* Start ENTRIES SHOWN *
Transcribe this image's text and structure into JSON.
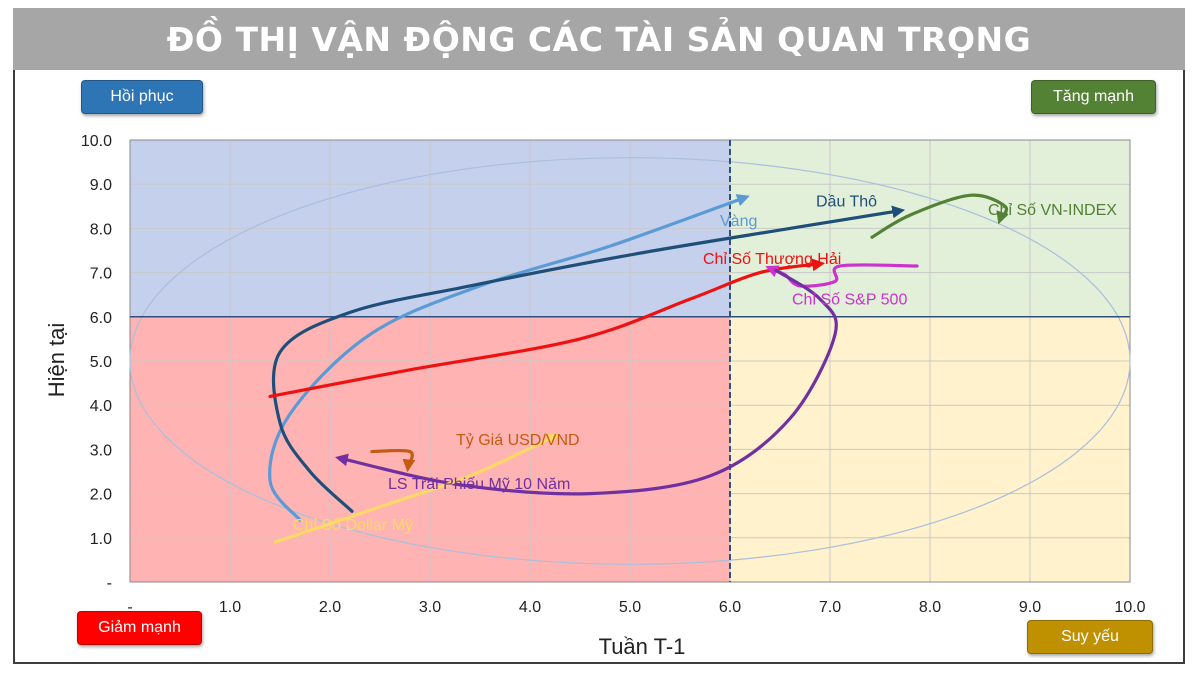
{
  "page": {
    "title": "ĐỒ THỊ VẬN ĐỘNG CÁC TÀI SẢN QUAN TRỌNG"
  },
  "quadrant_buttons": {
    "top_left": {
      "label": "Hồi phục",
      "color": "#2e75b6"
    },
    "top_right": {
      "label": "Tăng mạnh",
      "color": "#548235"
    },
    "bottom_left": {
      "label": "Giảm mạnh",
      "color": "#ff0000"
    },
    "bottom_right": {
      "label": "Suy yếu",
      "color": "#bf9000"
    }
  },
  "chart_data": {
    "type": "line",
    "xlabel": "Tuần T-1",
    "ylabel": "Hiện tại",
    "xlim": [
      0,
      10
    ],
    "ylim": [
      0,
      10
    ],
    "x_ticks": [
      "-",
      "1.0",
      "2.0",
      "3.0",
      "4.0",
      "5.0",
      "6.0",
      "7.0",
      "8.0",
      "9.0",
      "10.0"
    ],
    "y_ticks": [
      "-",
      "1.0",
      "2.0",
      "3.0",
      "4.0",
      "5.0",
      "6.0",
      "7.0",
      "8.0",
      "9.0",
      "10.0"
    ],
    "quadrant_split": {
      "x": 6,
      "y": 6
    },
    "quadrant_colors": {
      "top_left": "#c5d0ec",
      "top_right": "#e2efd9",
      "bottom_left": "#ffb3b3",
      "bottom_right": "#fff2cc"
    },
    "series": [
      {
        "name": "Vàng",
        "color": "#5b9bd5",
        "points": [
          [
            1.7,
            1.4
          ],
          [
            1.4,
            2.3
          ],
          [
            1.6,
            3.8
          ],
          [
            2.4,
            5.6
          ],
          [
            3.5,
            6.7
          ],
          [
            4.8,
            7.6
          ],
          [
            6.15,
            8.7
          ]
        ],
        "label_pos": [
          5.9,
          8.05
        ]
      },
      {
        "name": "Dầu Thô",
        "color": "#1f4e79",
        "points": [
          [
            2.22,
            1.6
          ],
          [
            1.8,
            2.5
          ],
          [
            1.5,
            3.6
          ],
          [
            1.5,
            5.2
          ],
          [
            2.2,
            6.1
          ],
          [
            3.4,
            6.7
          ],
          [
            5.0,
            7.4
          ],
          [
            6.6,
            8.0
          ],
          [
            7.7,
            8.4
          ]
        ],
        "label_pos": [
          6.86,
          8.5
        ]
      },
      {
        "name": "Chỉ Số VN-INDEX",
        "color": "#538135",
        "points": [
          [
            7.42,
            7.8
          ],
          [
            7.8,
            8.3
          ],
          [
            8.4,
            8.75
          ],
          [
            8.75,
            8.5
          ],
          [
            8.7,
            8.2
          ]
        ],
        "label_pos": [
          8.58,
          8.3
        ]
      },
      {
        "name": "Chỉ Số Thượng Hải",
        "color": "#ee1111",
        "points": [
          [
            1.4,
            4.2
          ],
          [
            2.8,
            4.8
          ],
          [
            4.5,
            5.5
          ],
          [
            5.6,
            6.4
          ],
          [
            6.3,
            7.0
          ],
          [
            6.9,
            7.2
          ]
        ],
        "label_pos": [
          5.73,
          7.2
        ]
      },
      {
        "name": "Chỉ Số S&P 500",
        "color": "#cc33cc",
        "points": [
          [
            7.87,
            7.15
          ],
          [
            7.1,
            7.15
          ],
          [
            7.05,
            6.8
          ],
          [
            6.7,
            6.7
          ],
          [
            6.55,
            6.95
          ],
          [
            6.4,
            7.1
          ]
        ],
        "label_pos": [
          6.62,
          6.28
        ]
      },
      {
        "name": "LS Trái Phiếu Mỹ 10 Năm",
        "color": "#7030a0",
        "points": [
          [
            6.46,
            7.05
          ],
          [
            6.9,
            6.4
          ],
          [
            7.05,
            5.6
          ],
          [
            6.6,
            3.7
          ],
          [
            5.8,
            2.4
          ],
          [
            4.6,
            2.0
          ],
          [
            3.3,
            2.2
          ],
          [
            2.1,
            2.8
          ]
        ],
        "label_pos": [
          2.58,
          2.1
        ]
      },
      {
        "name": "Tỷ Giá USD/VND",
        "color": "#c55a11",
        "points": [
          [
            2.42,
            2.95
          ],
          [
            2.8,
            2.95
          ],
          [
            2.78,
            2.6
          ]
        ],
        "label_pos": [
          3.26,
          3.1
        ]
      },
      {
        "name": "Chỉ Số Dollar Mỹ",
        "color": "#ffd966",
        "points": [
          [
            1.45,
            0.9
          ],
          [
            2.5,
            1.7
          ],
          [
            3.4,
            2.4
          ],
          [
            4.25,
            3.3
          ]
        ],
        "label_pos": [
          1.63,
          1.18
        ]
      }
    ]
  }
}
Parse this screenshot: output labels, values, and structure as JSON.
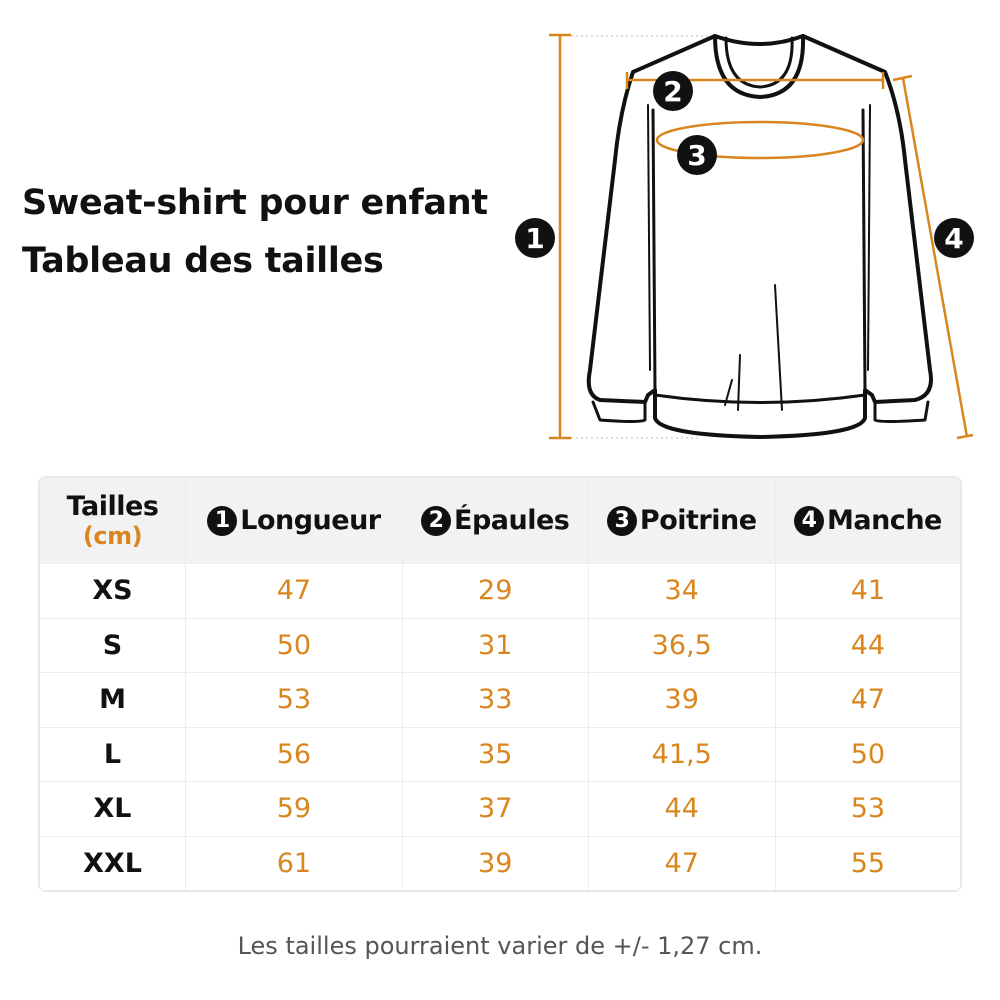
* End ENTRIES SHOWN *
Do not include images; quote all of the entries above exactly.

Transcribe this image's text and structure into JSON.
{
  "page": {
    "title": "ĐỒ THỊ VẬN ĐỘNG CÁC TÀI SẢN QUAN TRỌNG"
  },
  "quadrant_buttons": {
    "top_left": {
      "label": "Hồi phục",
      "color": "#2e75b6"
    },
    "top_right": {
      "label": "Tăng mạnh",
      "color": "#548235"
    },
    "bottom_left": {
      "label": "Giảm mạnh",
      "color": "#ff0000"
    },
    "bottom_right": {
      "label": "Suy yếu",
      "color": "#bf9000"
    }
  },
  "chart_data": {
    "type": "line",
    "xlabel": "Tuần T-1",
    "ylabel": "Hiện tại",
    "xlim": [
      0,
      10
    ],
    "ylim": [
      0,
      10
    ],
    "x_ticks": [
      "-",
      "1.0",
      "2.0",
      "3.0",
      "4.0",
      "5.0",
      "6.0",
      "7.0",
      "8.0",
      "9.0",
      "10.0"
    ],
    "y_ticks": [
      "-",
      "1.0",
      "2.0",
      "3.0",
      "4.0",
      "5.0",
      "6.0",
      "7.0",
      "8.0",
      "9.0",
      "10.0"
    ],
    "quadrant_split": {
      "x": 6,
      "y": 6
    },
    "quadrant_colors": {
      "top_left": "#c5d0ec",
      "top_right": "#e2efd9",
      "bottom_left": "#ffb3b3",
      "bottom_right": "#fff2cc"
    },
    "series": [
      {
        "name": "Vàng",
        "color": "#5b9bd5",
        "points": [
          [
            1.7,
            1.4
          ],
          [
            1.4,
            2.3
          ],
          [
            1.6,
            3.8
          ],
          [
            2.4,
            5.6
          ],
          [
            3.5,
            6.7
          ],
          [
            4.8,
            7.6
          ],
          [
            6.15,
            8.7
          ]
        ],
        "label_pos": [
          5.9,
          8.05
        ]
      },
      {
        "name": "Dầu Thô",
        "color": "#1f4e79",
        "points": [
          [
            2.22,
            1.6
          ],
          [
            1.8,
            2.5
          ],
          [
            1.5,
            3.6
          ],
          [
            1.5,
            5.2
          ],
          [
            2.2,
            6.1
          ],
          [
            3.4,
            6.7
          ],
          [
            5.0,
            7.4
          ],
          [
            6.6,
            8.0
          ],
          [
            7.7,
            8.4
          ]
        ],
        "label_pos": [
          6.86,
          8.5
        ]
      },
      {
        "name": "Chỉ Số VN-INDEX",
        "color": "#538135",
        "points": [
          [
            7.42,
            7.8
          ],
          [
            7.8,
            8.3
          ],
          [
            8.4,
            8.75
          ],
          [
            8.75,
            8.5
          ],
          [
            8.7,
            8.2
          ]
        ],
        "label_pos": [
          8.58,
          8.3
        ]
      },
      {
        "name": "Chỉ Số Thượng Hải",
        "color": "#ee1111",
        "points": [
          [
            1.4,
            4.2
          ],
          [
            2.8,
            4.8
          ],
          [
            4.5,
            5.5
          ],
          [
            5.6,
            6.4
          ],
          [
            6.3,
            7.0
          ],
          [
            6.9,
            7.2
          ]
        ],
        "label_pos": [
          5.73,
          7.2
        ]
      },
      {
        "name": "Chỉ Số S&P 500",
        "color": "#cc33cc",
        "points": [
          [
            7.87,
            7.15
          ],
          [
            7.1,
            7.15
          ],
          [
            7.05,
            6.8
          ],
          [
            6.7,
            6.7
          ],
          [
            6.55,
            6.95
          ],
          [
            6.4,
            7.1
          ]
        ],
        "label_pos": [
          6.62,
          6.28
        ]
      },
      {
        "name": "LS Trái Phiếu Mỹ 10 Năm",
        "color": "#7030a0",
        "points": [
          [
            6.46,
            7.05
          ],
          [
            6.9,
            6.4
          ],
          [
            7.05,
            5.6
          ],
          [
            6.6,
            3.7
          ],
          [
            5.8,
            2.4
          ],
          [
            4.6,
            2.0
          ],
          [
            3.3,
            2.2
          ],
          [
            2.1,
            2.8
          ]
        ],
        "label_pos": [
          2.58,
          2.1
        ]
      },
      {
        "name": "Tỷ Giá USD/VND",
        "color": "#c55a11",
        "points": [
          [
            2.42,
            2.95
          ],
          [
            2.8,
            2.95
          ],
          [
            2.78,
            2.6
          ]
        ],
        "label_pos": [
          3.26,
          3.1
        ]
      },
      {
        "name": "Chỉ Số Dollar Mỹ",
        "color": "#ffd966",
        "points": [
          [
            1.45,
            0.9
          ],
          [
            2.5,
            1.7
          ],
          [
            3.4,
            2.4
          ],
          [
            4.25,
            3.3
          ]
        ],
        "label_pos": [
          1.63,
          1.18
        ]
      }
    ]
  }
}
Parse this screenshot: output labels, values, and structure as JSON.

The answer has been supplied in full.